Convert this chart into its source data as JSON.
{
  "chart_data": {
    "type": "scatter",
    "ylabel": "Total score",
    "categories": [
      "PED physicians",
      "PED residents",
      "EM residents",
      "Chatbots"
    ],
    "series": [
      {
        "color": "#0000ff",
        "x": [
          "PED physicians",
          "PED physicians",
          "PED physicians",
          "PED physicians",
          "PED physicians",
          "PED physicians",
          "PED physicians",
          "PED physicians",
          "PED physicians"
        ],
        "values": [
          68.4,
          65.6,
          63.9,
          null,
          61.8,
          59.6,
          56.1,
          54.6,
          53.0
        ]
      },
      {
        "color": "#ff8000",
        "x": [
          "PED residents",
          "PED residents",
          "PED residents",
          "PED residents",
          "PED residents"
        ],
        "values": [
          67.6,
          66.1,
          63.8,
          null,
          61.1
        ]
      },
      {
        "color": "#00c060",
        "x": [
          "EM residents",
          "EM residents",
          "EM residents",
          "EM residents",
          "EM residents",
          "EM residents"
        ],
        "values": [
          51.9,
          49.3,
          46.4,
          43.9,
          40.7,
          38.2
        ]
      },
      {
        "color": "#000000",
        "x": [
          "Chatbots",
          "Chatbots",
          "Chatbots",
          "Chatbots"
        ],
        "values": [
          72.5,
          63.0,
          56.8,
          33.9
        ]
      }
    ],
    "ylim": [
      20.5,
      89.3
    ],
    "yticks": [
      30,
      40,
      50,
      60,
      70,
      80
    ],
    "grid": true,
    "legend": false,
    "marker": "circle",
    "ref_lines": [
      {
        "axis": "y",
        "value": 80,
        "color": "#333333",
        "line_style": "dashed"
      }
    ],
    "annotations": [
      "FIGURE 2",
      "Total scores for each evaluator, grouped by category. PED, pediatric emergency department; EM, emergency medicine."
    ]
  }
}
━━━━━━━━
SHORT EXERCISE => Every line of the data above should be reproduced word for word.

SOLUTION BELOW =>
Convert this chart into its source data as JSON.
{
  "chart_data": {
    "type": "scatter",
    "ylabel": "Total score",
    "categories": [
      "PED physicians",
      "PED residents",
      "EM residents",
      "Chatbots"
    ],
    "series": [
      {
        "color": "#0000ff",
        "x": [
          "PED physicians",
          "PED physicians",
          "PED physicians",
          "PED physicians",
          "PED physicians",
          "PED physicians",
          "PED physicians",
          "PED physicians",
          "PED physicians"
        ],
        "values": [
          68.4,
          65.6,
          63.9,
          null,
          61.8,
          59.6,
          56.1,
          54.6,
          53.0
        ]
      },
      {
        "color": "#ff8000",
        "x": [
          "PED residents",
          "PED residents",
          "PED residents",
          "PED residents",
          "PED residents"
        ],
        "values": [
          67.6,
          66.1,
          63.8,
          null,
          61.1
        ]
      },
      {
        "color": "#00c060",
        "x": [
          "EM residents",
          "EM residents",
          "EM residents",
          "EM residents",
          "EM residents",
          "EM residents"
        ],
        "values": [
          51.9,
          49.3,
          46.4,
          43.9,
          40.7,
          38.2
        ]
      },
      {
        "color": "#000000",
        "x": [
          "Chatbots",
          "Chatbots",
          "Chatbots",
          "Chatbots"
        ],
        "values": [
          72.5,
          63.0,
          56.8,
          33.9
        ]
      }
    ],
    "ylim": [
      20.5,
      89.3
    ],
    "yticks": [
      30,
      40,
      50,
      60,
      70,
      80
    ],
    "grid": true,
    "legend": false,
    "marker": "circle",
    "ref_lines": [
      {
        "axis": "y",
        "value": 80,
        "color": "#333333",
        "line_style": "dashed"
      }
    ],
    "annotations": [
      "FIGURE 2",
      "Total scores for each evaluator, grouped by category. PED, pediatric emergency department; EM, emergency medicine."
    ]
  }
}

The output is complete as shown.